◆ Exercise: Quote the entries word for word. Omit the pictures.

==============================

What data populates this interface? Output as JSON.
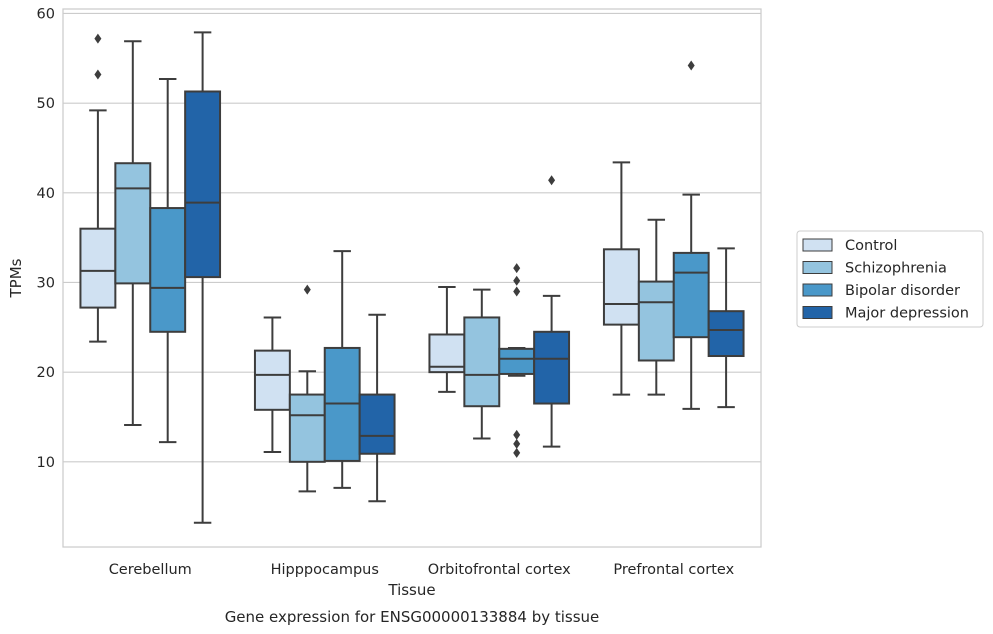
{
  "chart_data": {
    "type": "boxplot",
    "caption": "Gene expression for ENSG00000133884 by tissue",
    "xlabel": "Tissue",
    "ylabel": "TPMs",
    "ylim": [
      0.5,
      60.5
    ],
    "yticks": [
      10,
      20,
      30,
      40,
      50,
      60
    ],
    "grid": "horizontal",
    "legend_position": "right",
    "categories": [
      "Cerebellum",
      "Hipppocampus",
      "Orbitofrontal cortex",
      "Prefrontal cortex"
    ],
    "series": [
      {
        "name": "Control",
        "color": "#d0e1f2",
        "boxes": [
          {
            "whislo": 23.4,
            "q1": 27.2,
            "med": 31.3,
            "q3": 36.0,
            "whishi": 49.2,
            "fliers": [
              53.2,
              57.2
            ]
          },
          {
            "whislo": 11.1,
            "q1": 15.8,
            "med": 19.7,
            "q3": 22.4,
            "whishi": 26.1,
            "fliers": []
          },
          {
            "whislo": 17.8,
            "q1": 20.0,
            "med": 20.6,
            "q3": 24.2,
            "whishi": 29.5,
            "fliers": []
          },
          {
            "whislo": 17.5,
            "q1": 25.3,
            "med": 27.6,
            "q3": 33.7,
            "whishi": 43.4,
            "fliers": []
          }
        ]
      },
      {
        "name": "Schizophrenia",
        "color": "#94c4df",
        "boxes": [
          {
            "whislo": 14.1,
            "q1": 29.9,
            "med": 40.5,
            "q3": 43.3,
            "whishi": 56.9,
            "fliers": []
          },
          {
            "whislo": 6.7,
            "q1": 10.0,
            "med": 15.2,
            "q3": 17.5,
            "whishi": 20.1,
            "fliers": [
              29.2
            ]
          },
          {
            "whislo": 12.6,
            "q1": 16.2,
            "med": 19.7,
            "q3": 26.1,
            "whishi": 29.2,
            "fliers": []
          },
          {
            "whislo": 17.5,
            "q1": 21.3,
            "med": 27.8,
            "q3": 30.1,
            "whishi": 37.0,
            "fliers": []
          }
        ]
      },
      {
        "name": "Bipolar disorder",
        "color": "#4a98c9",
        "boxes": [
          {
            "whislo": 12.2,
            "q1": 24.5,
            "med": 29.4,
            "q3": 38.3,
            "whishi": 52.7,
            "fliers": []
          },
          {
            "whislo": 7.1,
            "q1": 10.1,
            "med": 16.5,
            "q3": 22.7,
            "whishi": 33.5,
            "fliers": []
          },
          {
            "whislo": 19.6,
            "q1": 19.8,
            "med": 21.5,
            "q3": 22.6,
            "whishi": 22.7,
            "fliers": [
              31.6,
              30.2,
              29.0,
              13.0,
              12.0,
              11.0
            ]
          },
          {
            "whislo": 15.9,
            "q1": 23.9,
            "med": 31.1,
            "q3": 33.3,
            "whishi": 39.8,
            "fliers": [
              54.2
            ]
          }
        ]
      },
      {
        "name": "Major depression",
        "color": "#2264a8",
        "boxes": [
          {
            "whislo": 3.2,
            "q1": 30.6,
            "med": 38.9,
            "q3": 51.3,
            "whishi": 57.9,
            "fliers": []
          },
          {
            "whislo": 5.6,
            "q1": 10.9,
            "med": 12.9,
            "q3": 17.5,
            "whishi": 26.4,
            "fliers": []
          },
          {
            "whislo": 11.7,
            "q1": 16.5,
            "med": 21.5,
            "q3": 24.5,
            "whishi": 28.5,
            "fliers": [
              41.4
            ]
          },
          {
            "whislo": 16.1,
            "q1": 21.8,
            "med": 24.7,
            "q3": 26.8,
            "whishi": 33.8,
            "fliers": []
          }
        ]
      }
    ]
  }
}
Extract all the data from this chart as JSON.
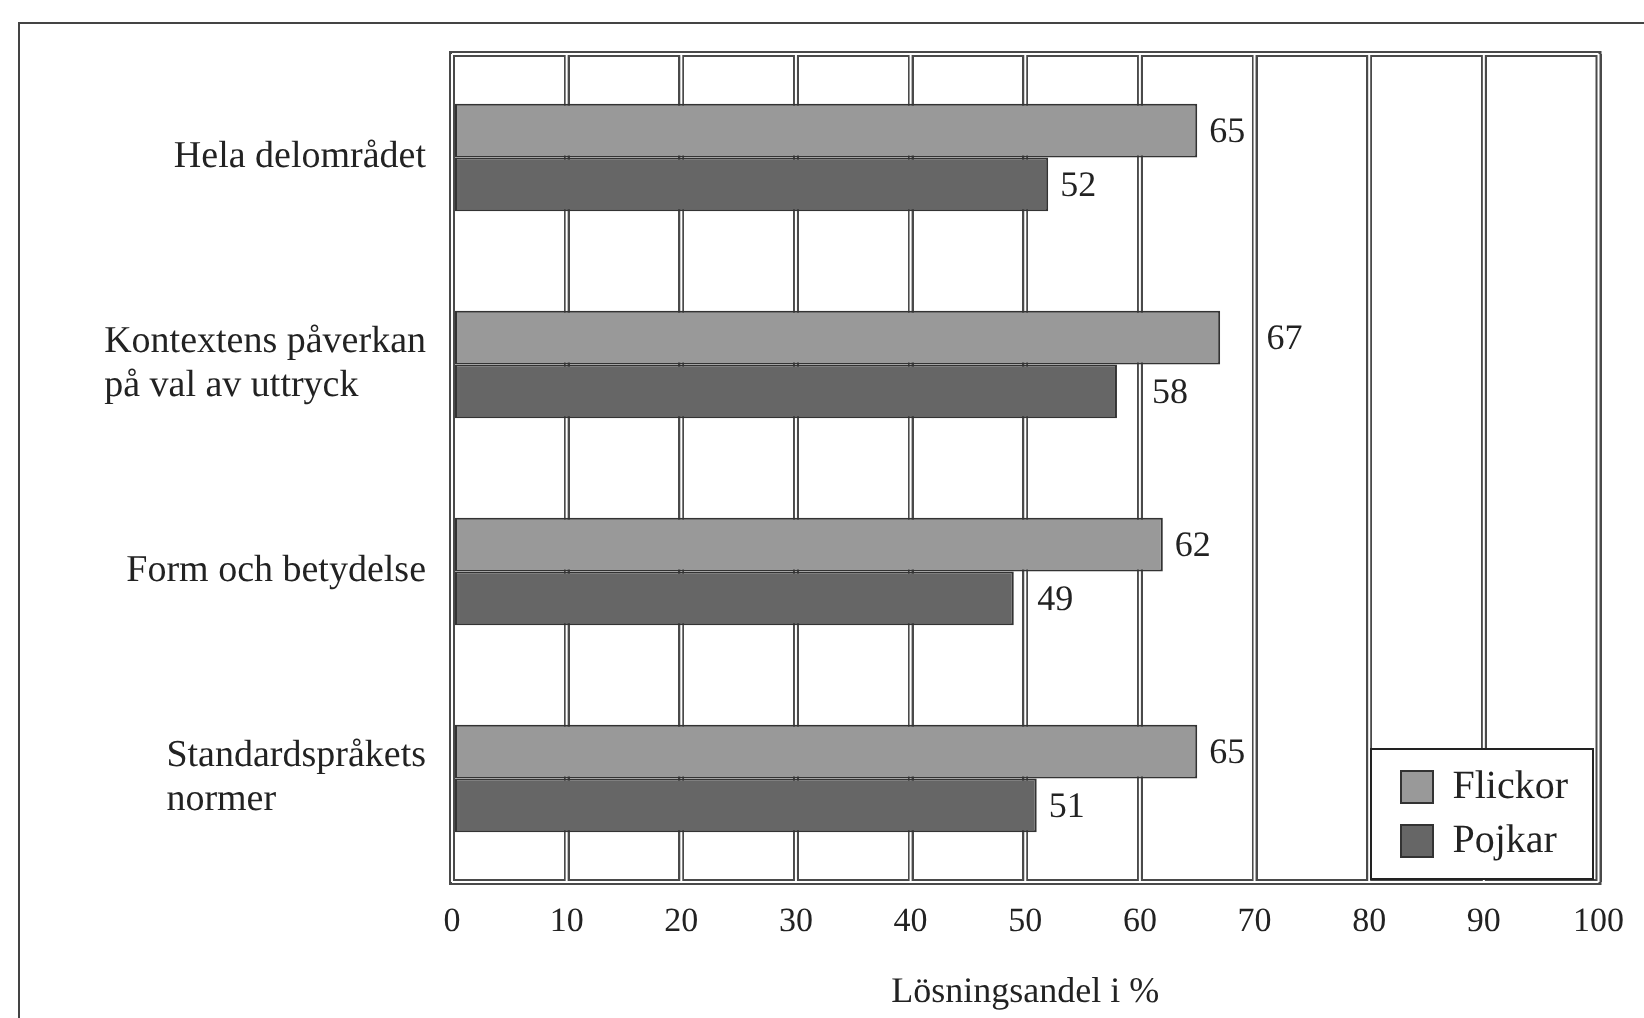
{
  "chart_data": {
    "type": "bar",
    "orientation": "horizontal",
    "categories": [
      "Hela delområdet",
      "Kontextens påverkan på val av uttryck",
      "Form och betydelse",
      "Standardspråkets normer"
    ],
    "series": [
      {
        "name": "Flickor",
        "color": "#999999",
        "values": [
          65,
          67,
          62,
          65
        ]
      },
      {
        "name": "Pojkar",
        "color": "#666666",
        "values": [
          52,
          58,
          49,
          51
        ]
      }
    ],
    "xlim": [
      0,
      100
    ],
    "xticks": [
      0,
      10,
      20,
      30,
      40,
      50,
      60,
      70,
      80,
      90,
      100
    ],
    "xlabel": "Lösningsandel i %",
    "data_labels": true,
    "grid": "x",
    "legend": "bottom right"
  }
}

==============================

◆ Answer to this problem:
What data populates this interface? Output as JSON.
{
  "chart_data": {
    "type": "boxplot",
    "caption": "Gene expression for ENSG00000133884 by tissue",
    "xlabel": "Tissue",
    "ylabel": "TPMs",
    "ylim": [
      0.5,
      60.5
    ],
    "yticks": [
      10,
      20,
      30,
      40,
      50,
      60
    ],
    "grid": "horizontal",
    "legend_position": "right",
    "categories": [
      "Cerebellum",
      "Hipppocampus",
      "Orbitofrontal cortex",
      "Prefrontal cortex"
    ],
    "series": [
      {
        "name": "Control",
        "color": "#d0e1f2",
        "boxes": [
          {
            "whislo": 23.4,
            "q1": 27.2,
            "med": 31.3,
            "q3": 36.0,
            "whishi": 49.2,
            "fliers": [
              53.2,
              57.2
            ]
          },
          {
            "whislo": 11.1,
            "q1": 15.8,
            "med": 19.7,
            "q3": 22.4,
            "whishi": 26.1,
            "fliers": []
          },
          {
            "whislo": 17.8,
            "q1": 20.0,
            "med": 20.6,
            "q3": 24.2,
            "whishi": 29.5,
            "fliers": []
          },
          {
            "whislo": 17.5,
            "q1": 25.3,
            "med": 27.6,
            "q3": 33.7,
            "whishi": 43.4,
            "fliers": []
          }
        ]
      },
      {
        "name": "Schizophrenia",
        "color": "#94c4df",
        "boxes": [
          {
            "whislo": 14.1,
            "q1": 29.9,
            "med": 40.5,
            "q3": 43.3,
            "whishi": 56.9,
            "fliers": []
          },
          {
            "whislo": 6.7,
            "q1": 10.0,
            "med": 15.2,
            "q3": 17.5,
            "whishi": 20.1,
            "fliers": [
              29.2
            ]
          },
          {
            "whislo": 12.6,
            "q1": 16.2,
            "med": 19.7,
            "q3": 26.1,
            "whishi": 29.2,
            "fliers": []
          },
          {
            "whislo": 17.5,
            "q1": 21.3,
            "med": 27.8,
            "q3": 30.1,
            "whishi": 37.0,
            "fliers": []
          }
        ]
      },
      {
        "name": "Bipolar disorder",
        "color": "#4a98c9",
        "boxes": [
          {
            "whislo": 12.2,
            "q1": 24.5,
            "med": 29.4,
            "q3": 38.3,
            "whishi": 52.7,
            "fliers": []
          },
          {
            "whislo": 7.1,
            "q1": 10.1,
            "med": 16.5,
            "q3": 22.7,
            "whishi": 33.5,
            "fliers": []
          },
          {
            "whislo": 19.6,
            "q1": 19.8,
            "med": 21.5,
            "q3": 22.6,
            "whishi": 22.7,
            "fliers": [
              31.6,
              30.2,
              29.0,
              13.0,
              12.0,
              11.0
            ]
          },
          {
            "whislo": 15.9,
            "q1": 23.9,
            "med": 31.1,
            "q3": 33.3,
            "whishi": 39.8,
            "fliers": [
              54.2
            ]
          }
        ]
      },
      {
        "name": "Major depression",
        "color": "#2264a8",
        "boxes": [
          {
            "whislo": 3.2,
            "q1": 30.6,
            "med": 38.9,
            "q3": 51.3,
            "whishi": 57.9,
            "fliers": []
          },
          {
            "whislo": 5.6,
            "q1": 10.9,
            "med": 12.9,
            "q3": 17.5,
            "whishi": 26.4,
            "fliers": []
          },
          {
            "whislo": 11.7,
            "q1": 16.5,
            "med": 21.5,
            "q3": 24.5,
            "whishi": 28.5,
            "fliers": [
              41.4
            ]
          },
          {
            "whislo": 16.1,
            "q1": 21.8,
            "med": 24.7,
            "q3": 26.8,
            "whishi": 33.8,
            "fliers": []
          }
        ]
      }
    ]
  }
}
Extract all the data from this chart as JSON.
{
  "chart_data": {
    "type": "bar",
    "orientation": "horizontal",
    "categories": [
      "Hela delområdet",
      "Kontextens påverkan på val av uttryck",
      "Form och betydelse",
      "Standardspråkets normer"
    ],
    "series": [
      {
        "name": "Flickor",
        "color": "#999999",
        "values": [
          65,
          67,
          62,
          65
        ]
      },
      {
        "name": "Pojkar",
        "color": "#666666",
        "values": [
          52,
          58,
          49,
          51
        ]
      }
    ],
    "xlim": [
      0,
      100
    ],
    "xticks": [
      0,
      10,
      20,
      30,
      40,
      50,
      60,
      70,
      80,
      90,
      100
    ],
    "xlabel": "Lösningsandel i %",
    "data_labels": true,
    "grid": "x",
    "legend": "bottom right"
  }
}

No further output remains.